**Collection entries**
[Start]
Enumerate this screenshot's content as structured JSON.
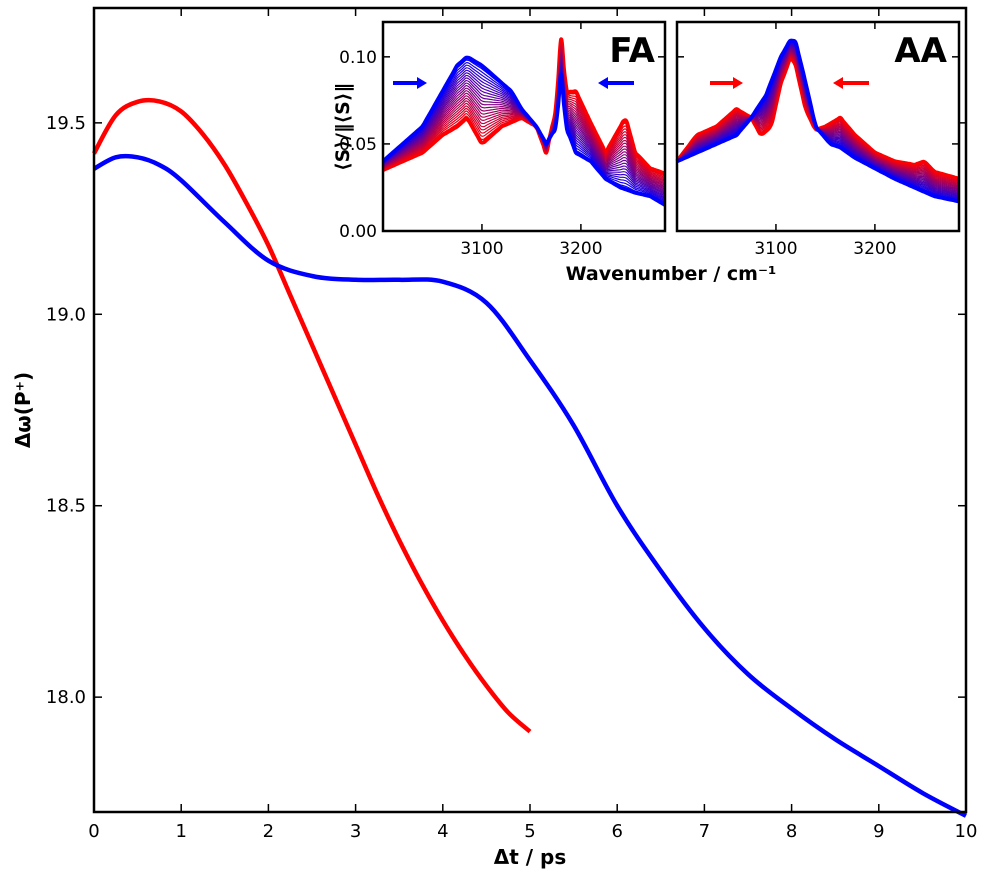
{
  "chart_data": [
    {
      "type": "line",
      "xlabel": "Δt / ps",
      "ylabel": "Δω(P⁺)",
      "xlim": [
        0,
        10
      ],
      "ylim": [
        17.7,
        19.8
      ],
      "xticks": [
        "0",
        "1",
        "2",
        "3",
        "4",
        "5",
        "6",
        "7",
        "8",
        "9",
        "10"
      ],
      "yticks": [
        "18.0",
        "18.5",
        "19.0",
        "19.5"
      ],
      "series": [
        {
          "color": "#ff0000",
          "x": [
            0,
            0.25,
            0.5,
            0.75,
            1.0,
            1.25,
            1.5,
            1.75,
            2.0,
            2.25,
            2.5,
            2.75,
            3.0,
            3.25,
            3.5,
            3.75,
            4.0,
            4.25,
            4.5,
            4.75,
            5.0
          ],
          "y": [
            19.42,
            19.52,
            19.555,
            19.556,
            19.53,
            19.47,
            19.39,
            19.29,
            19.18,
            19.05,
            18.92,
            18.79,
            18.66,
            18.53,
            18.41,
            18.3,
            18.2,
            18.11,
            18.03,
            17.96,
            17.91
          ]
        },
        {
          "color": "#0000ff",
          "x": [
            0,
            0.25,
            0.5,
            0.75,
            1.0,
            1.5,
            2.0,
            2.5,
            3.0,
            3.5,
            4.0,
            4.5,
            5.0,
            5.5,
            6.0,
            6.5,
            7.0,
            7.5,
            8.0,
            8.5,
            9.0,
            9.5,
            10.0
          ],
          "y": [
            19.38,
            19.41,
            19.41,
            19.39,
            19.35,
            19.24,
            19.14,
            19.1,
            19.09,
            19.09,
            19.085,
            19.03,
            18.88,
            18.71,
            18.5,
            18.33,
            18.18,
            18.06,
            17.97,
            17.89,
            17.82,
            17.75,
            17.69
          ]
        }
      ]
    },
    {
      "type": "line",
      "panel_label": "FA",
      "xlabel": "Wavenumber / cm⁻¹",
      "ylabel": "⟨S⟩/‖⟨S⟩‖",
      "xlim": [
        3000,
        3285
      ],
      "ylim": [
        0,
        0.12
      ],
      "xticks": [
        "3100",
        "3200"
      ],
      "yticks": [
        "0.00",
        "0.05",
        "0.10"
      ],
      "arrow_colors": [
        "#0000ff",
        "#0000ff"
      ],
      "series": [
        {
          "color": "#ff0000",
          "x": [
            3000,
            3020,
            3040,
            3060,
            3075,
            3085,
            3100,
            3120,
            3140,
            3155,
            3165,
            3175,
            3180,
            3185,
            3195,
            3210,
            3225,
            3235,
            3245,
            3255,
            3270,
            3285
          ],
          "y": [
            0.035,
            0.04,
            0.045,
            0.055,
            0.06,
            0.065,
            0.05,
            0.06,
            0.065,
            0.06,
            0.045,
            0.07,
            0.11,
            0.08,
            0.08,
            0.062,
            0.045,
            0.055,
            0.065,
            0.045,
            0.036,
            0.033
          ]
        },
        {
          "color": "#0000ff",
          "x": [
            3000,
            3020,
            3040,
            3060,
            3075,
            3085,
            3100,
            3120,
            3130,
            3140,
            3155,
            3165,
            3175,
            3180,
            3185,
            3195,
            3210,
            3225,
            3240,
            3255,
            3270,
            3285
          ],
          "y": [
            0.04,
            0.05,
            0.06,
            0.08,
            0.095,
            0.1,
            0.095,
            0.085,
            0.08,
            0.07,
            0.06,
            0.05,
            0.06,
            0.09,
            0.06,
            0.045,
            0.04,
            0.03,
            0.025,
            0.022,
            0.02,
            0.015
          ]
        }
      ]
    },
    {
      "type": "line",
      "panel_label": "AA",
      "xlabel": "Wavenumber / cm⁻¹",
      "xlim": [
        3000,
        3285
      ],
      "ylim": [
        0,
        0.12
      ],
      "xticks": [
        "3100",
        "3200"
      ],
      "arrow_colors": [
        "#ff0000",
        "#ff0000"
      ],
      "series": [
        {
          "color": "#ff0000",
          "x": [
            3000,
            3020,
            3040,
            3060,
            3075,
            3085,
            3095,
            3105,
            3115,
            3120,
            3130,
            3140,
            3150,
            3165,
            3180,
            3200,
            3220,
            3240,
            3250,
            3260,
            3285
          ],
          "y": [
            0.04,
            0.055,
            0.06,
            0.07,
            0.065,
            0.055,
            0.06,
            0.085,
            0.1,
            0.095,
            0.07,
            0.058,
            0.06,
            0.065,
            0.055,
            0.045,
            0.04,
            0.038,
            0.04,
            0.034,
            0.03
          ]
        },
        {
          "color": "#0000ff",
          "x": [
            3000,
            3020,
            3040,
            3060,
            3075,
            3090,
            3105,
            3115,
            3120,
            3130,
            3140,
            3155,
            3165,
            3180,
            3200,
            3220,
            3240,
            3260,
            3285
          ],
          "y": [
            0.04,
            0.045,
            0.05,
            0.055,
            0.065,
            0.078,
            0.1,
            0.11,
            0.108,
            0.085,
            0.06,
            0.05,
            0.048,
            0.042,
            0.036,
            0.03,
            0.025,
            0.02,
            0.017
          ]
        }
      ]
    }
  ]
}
[End]
**Task**
From the records given above, reproduce all text exactly and exclude each picture.

**Completed exercise**
Enumerate this screenshot's content as structured JSON.
{
  "chart_data": [
    {
      "type": "line",
      "xlabel": "Δt / ps",
      "ylabel": "Δω(P⁺)",
      "xlim": [
        0,
        10
      ],
      "ylim": [
        17.7,
        19.8
      ],
      "xticks": [
        "0",
        "1",
        "2",
        "3",
        "4",
        "5",
        "6",
        "7",
        "8",
        "9",
        "10"
      ],
      "yticks": [
        "18.0",
        "18.5",
        "19.0",
        "19.5"
      ],
      "series": [
        {
          "color": "#ff0000",
          "x": [
            0,
            0.25,
            0.5,
            0.75,
            1.0,
            1.25,
            1.5,
            1.75,
            2.0,
            2.25,
            2.5,
            2.75,
            3.0,
            3.25,
            3.5,
            3.75,
            4.0,
            4.25,
            4.5,
            4.75,
            5.0
          ],
          "y": [
            19.42,
            19.52,
            19.555,
            19.556,
            19.53,
            19.47,
            19.39,
            19.29,
            19.18,
            19.05,
            18.92,
            18.79,
            18.66,
            18.53,
            18.41,
            18.3,
            18.2,
            18.11,
            18.03,
            17.96,
            17.91
          ]
        },
        {
          "color": "#0000ff",
          "x": [
            0,
            0.25,
            0.5,
            0.75,
            1.0,
            1.5,
            2.0,
            2.5,
            3.0,
            3.5,
            4.0,
            4.5,
            5.0,
            5.5,
            6.0,
            6.5,
            7.0,
            7.5,
            8.0,
            8.5,
            9.0,
            9.5,
            10.0
          ],
          "y": [
            19.38,
            19.41,
            19.41,
            19.39,
            19.35,
            19.24,
            19.14,
            19.1,
            19.09,
            19.09,
            19.085,
            19.03,
            18.88,
            18.71,
            18.5,
            18.33,
            18.18,
            18.06,
            17.97,
            17.89,
            17.82,
            17.75,
            17.69
          ]
        }
      ]
    },
    {
      "type": "line",
      "panel_label": "FA",
      "xlabel": "Wavenumber / cm⁻¹",
      "ylabel": "⟨S⟩/‖⟨S⟩‖",
      "xlim": [
        3000,
        3285
      ],
      "ylim": [
        0,
        0.12
      ],
      "xticks": [
        "3100",
        "3200"
      ],
      "yticks": [
        "0.00",
        "0.05",
        "0.10"
      ],
      "arrow_colors": [
        "#0000ff",
        "#0000ff"
      ],
      "series": [
        {
          "color": "#ff0000",
          "x": [
            3000,
            3020,
            3040,
            3060,
            3075,
            3085,
            3100,
            3120,
            3140,
            3155,
            3165,
            3175,
            3180,
            3185,
            3195,
            3210,
            3225,
            3235,
            3245,
            3255,
            3270,
            3285
          ],
          "y": [
            0.035,
            0.04,
            0.045,
            0.055,
            0.06,
            0.065,
            0.05,
            0.06,
            0.065,
            0.06,
            0.045,
            0.07,
            0.11,
            0.08,
            0.08,
            0.062,
            0.045,
            0.055,
            0.065,
            0.045,
            0.036,
            0.033
          ]
        },
        {
          "color": "#0000ff",
          "x": [
            3000,
            3020,
            3040,
            3060,
            3075,
            3085,
            3100,
            3120,
            3130,
            3140,
            3155,
            3165,
            3175,
            3180,
            3185,
            3195,
            3210,
            3225,
            3240,
            3255,
            3270,
            3285
          ],
          "y": [
            0.04,
            0.05,
            0.06,
            0.08,
            0.095,
            0.1,
            0.095,
            0.085,
            0.08,
            0.07,
            0.06,
            0.05,
            0.06,
            0.09,
            0.06,
            0.045,
            0.04,
            0.03,
            0.025,
            0.022,
            0.02,
            0.015
          ]
        }
      ]
    },
    {
      "type": "line",
      "panel_label": "AA",
      "xlabel": "Wavenumber / cm⁻¹",
      "xlim": [
        3000,
        3285
      ],
      "ylim": [
        0,
        0.12
      ],
      "xticks": [
        "3100",
        "3200"
      ],
      "arrow_colors": [
        "#ff0000",
        "#ff0000"
      ],
      "series": [
        {
          "color": "#ff0000",
          "x": [
            3000,
            3020,
            3040,
            3060,
            3075,
            3085,
            3095,
            3105,
            3115,
            3120,
            3130,
            3140,
            3150,
            3165,
            3180,
            3200,
            3220,
            3240,
            3250,
            3260,
            3285
          ],
          "y": [
            0.04,
            0.055,
            0.06,
            0.07,
            0.065,
            0.055,
            0.06,
            0.085,
            0.1,
            0.095,
            0.07,
            0.058,
            0.06,
            0.065,
            0.055,
            0.045,
            0.04,
            0.038,
            0.04,
            0.034,
            0.03
          ]
        },
        {
          "color": "#0000ff",
          "x": [
            3000,
            3020,
            3040,
            3060,
            3075,
            3090,
            3105,
            3115,
            3120,
            3130,
            3140,
            3155,
            3165,
            3180,
            3200,
            3220,
            3240,
            3260,
            3285
          ],
          "y": [
            0.04,
            0.045,
            0.05,
            0.055,
            0.065,
            0.078,
            0.1,
            0.11,
            0.108,
            0.085,
            0.06,
            0.05,
            0.048,
            0.042,
            0.036,
            0.03,
            0.025,
            0.02,
            0.017
          ]
        }
      ]
    }
  ]
}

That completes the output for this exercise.